The input ::
** start **
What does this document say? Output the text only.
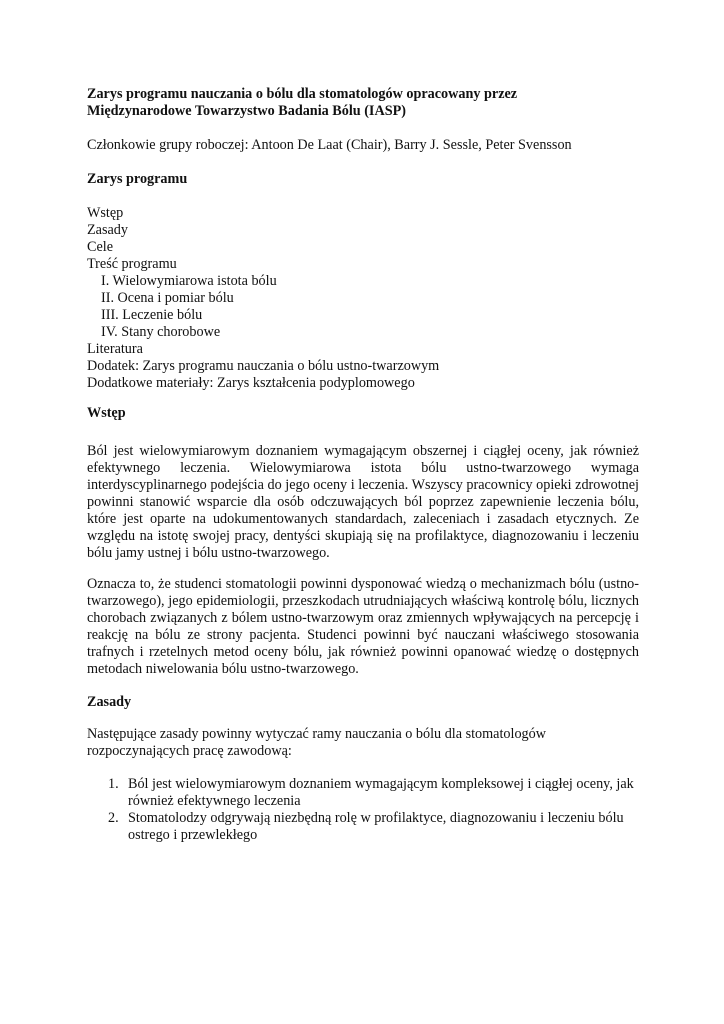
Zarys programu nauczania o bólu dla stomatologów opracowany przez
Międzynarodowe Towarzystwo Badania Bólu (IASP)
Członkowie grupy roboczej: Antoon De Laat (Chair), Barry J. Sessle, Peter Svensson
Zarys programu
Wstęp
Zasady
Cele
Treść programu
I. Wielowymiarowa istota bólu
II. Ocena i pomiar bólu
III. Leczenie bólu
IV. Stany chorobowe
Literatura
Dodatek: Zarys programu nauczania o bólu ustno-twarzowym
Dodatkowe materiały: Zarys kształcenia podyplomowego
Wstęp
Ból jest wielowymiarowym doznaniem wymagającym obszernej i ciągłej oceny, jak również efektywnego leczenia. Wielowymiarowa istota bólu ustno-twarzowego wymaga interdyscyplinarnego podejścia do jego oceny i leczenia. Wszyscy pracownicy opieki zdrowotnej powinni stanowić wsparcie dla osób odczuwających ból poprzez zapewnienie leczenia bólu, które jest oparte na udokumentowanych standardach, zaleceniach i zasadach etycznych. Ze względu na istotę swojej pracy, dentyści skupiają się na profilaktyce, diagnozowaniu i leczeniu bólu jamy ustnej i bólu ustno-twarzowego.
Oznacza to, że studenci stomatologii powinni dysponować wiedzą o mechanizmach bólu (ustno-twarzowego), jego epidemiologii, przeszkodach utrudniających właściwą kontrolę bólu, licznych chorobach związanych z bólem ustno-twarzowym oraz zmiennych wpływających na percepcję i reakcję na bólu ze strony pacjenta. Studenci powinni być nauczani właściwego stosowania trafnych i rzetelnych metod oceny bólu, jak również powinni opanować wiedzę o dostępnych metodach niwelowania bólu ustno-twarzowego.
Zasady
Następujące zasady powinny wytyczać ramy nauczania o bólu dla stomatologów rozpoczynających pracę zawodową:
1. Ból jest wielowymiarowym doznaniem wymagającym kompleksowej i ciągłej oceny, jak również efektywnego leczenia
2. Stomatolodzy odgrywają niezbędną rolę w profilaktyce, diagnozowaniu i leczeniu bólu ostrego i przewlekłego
** end **
** start **
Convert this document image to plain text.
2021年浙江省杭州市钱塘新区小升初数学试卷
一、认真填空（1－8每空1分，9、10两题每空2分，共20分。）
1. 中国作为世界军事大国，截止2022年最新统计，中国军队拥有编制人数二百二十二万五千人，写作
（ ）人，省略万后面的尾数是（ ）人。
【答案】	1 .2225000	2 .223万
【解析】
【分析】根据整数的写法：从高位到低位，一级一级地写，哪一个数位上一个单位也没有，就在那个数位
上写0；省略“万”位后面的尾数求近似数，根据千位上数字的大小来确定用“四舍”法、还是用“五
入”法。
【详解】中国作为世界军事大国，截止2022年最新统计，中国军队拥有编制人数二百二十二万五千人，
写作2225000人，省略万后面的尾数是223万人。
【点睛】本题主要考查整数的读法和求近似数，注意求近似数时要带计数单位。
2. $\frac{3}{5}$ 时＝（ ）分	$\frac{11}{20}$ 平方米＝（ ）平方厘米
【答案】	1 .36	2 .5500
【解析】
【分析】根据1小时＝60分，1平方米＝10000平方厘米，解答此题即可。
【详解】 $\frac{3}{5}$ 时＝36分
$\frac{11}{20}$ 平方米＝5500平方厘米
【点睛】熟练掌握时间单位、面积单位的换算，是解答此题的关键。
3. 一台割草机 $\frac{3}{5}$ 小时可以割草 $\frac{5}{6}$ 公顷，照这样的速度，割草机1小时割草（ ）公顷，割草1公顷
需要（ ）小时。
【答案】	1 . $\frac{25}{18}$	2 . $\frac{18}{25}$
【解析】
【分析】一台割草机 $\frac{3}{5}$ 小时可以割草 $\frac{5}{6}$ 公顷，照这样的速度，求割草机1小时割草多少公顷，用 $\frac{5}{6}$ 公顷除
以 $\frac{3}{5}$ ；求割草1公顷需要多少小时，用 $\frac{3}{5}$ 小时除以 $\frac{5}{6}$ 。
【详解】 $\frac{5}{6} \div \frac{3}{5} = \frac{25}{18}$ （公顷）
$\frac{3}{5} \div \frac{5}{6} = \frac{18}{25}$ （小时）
** end **
Requirement :: Copy every line of the listing that includes the string "programu".

Solution ::
Zarys programu nauczania o bólu dla stomatologów opracowany przez
Zarys programu
Treść programu
Dodatek: Zarys programu nauczania o bólu ustno-twarzowym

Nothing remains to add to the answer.